= Short problem =
The listing below is to be output in its exact form.

= Extracted material =

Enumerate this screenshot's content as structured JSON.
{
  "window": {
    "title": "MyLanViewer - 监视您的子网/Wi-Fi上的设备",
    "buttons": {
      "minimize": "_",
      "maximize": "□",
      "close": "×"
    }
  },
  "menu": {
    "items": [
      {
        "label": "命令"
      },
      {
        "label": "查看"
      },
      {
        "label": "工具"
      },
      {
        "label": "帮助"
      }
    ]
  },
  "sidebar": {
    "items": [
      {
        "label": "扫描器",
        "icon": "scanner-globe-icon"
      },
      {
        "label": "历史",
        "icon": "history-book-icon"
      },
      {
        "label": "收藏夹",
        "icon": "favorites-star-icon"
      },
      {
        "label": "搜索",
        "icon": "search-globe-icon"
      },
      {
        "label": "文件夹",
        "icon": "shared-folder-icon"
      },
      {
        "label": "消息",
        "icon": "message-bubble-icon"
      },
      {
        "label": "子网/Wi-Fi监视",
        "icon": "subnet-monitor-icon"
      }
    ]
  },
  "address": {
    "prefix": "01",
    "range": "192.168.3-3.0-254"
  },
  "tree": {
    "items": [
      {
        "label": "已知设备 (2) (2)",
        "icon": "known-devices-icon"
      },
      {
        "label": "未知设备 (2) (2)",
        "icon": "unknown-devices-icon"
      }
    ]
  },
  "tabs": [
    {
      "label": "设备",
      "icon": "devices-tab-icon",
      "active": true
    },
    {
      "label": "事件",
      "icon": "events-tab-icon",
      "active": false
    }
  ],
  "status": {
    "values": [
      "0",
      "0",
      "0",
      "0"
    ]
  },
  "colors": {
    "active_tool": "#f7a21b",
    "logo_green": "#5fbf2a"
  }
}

= Final answer =
Enumerate this screenshot's content as structured JSON.
{
  "window": {
    "title": "MyLanViewer - 监视您的子网/Wi-Fi上的设备",
    "buttons": {
      "minimize": "_",
      "maximize": "□",
      "close": "×"
    }
  },
  "menu": {
    "items": [
      {
        "label": "命令"
      },
      {
        "label": "查看"
      },
      {
        "label": "工具"
      },
      {
        "label": "帮助"
      }
    ]
  },
  "sidebar": {
    "items": [
      {
        "label": "扫描器",
        "icon": "scanner-globe-icon"
      },
      {
        "label": "历史",
        "icon": "history-book-icon"
      },
      {
        "label": "收藏夹",
        "icon": "favorites-star-icon"
      },
      {
        "label": "搜索",
        "icon": "search-globe-icon"
      },
      {
        "label": "文件夹",
        "icon": "shared-folder-icon"
      },
      {
        "label": "消息",
        "icon": "message-bubble-icon"
      },
      {
        "label": "子网/Wi-Fi监视",
        "icon": "subnet-monitor-icon"
      }
    ]
  },
  "address": {
    "prefix": "01",
    "range": "192.168.3-3.0-254"
  },
  "tree": {
    "items": [
      {
        "label": "已知设备 (2) (2)",
        "icon": "known-devices-icon"
      },
      {
        "label": "未知设备 (2) (2)",
        "icon": "unknown-devices-icon"
      }
    ]
  },
  "tabs": [
    {
      "label": "设备",
      "icon": "devices-tab-icon",
      "active": true
    },
    {
      "label": "事件",
      "icon": "events-tab-icon",
      "active": false
    }
  ],
  "status": {
    "values": [
      "0",
      "0",
      "0",
      "0"
    ]
  },
  "colors": {
    "active_tool": "#f7a21b",
    "logo_green": "#5fbf2a"
  }
}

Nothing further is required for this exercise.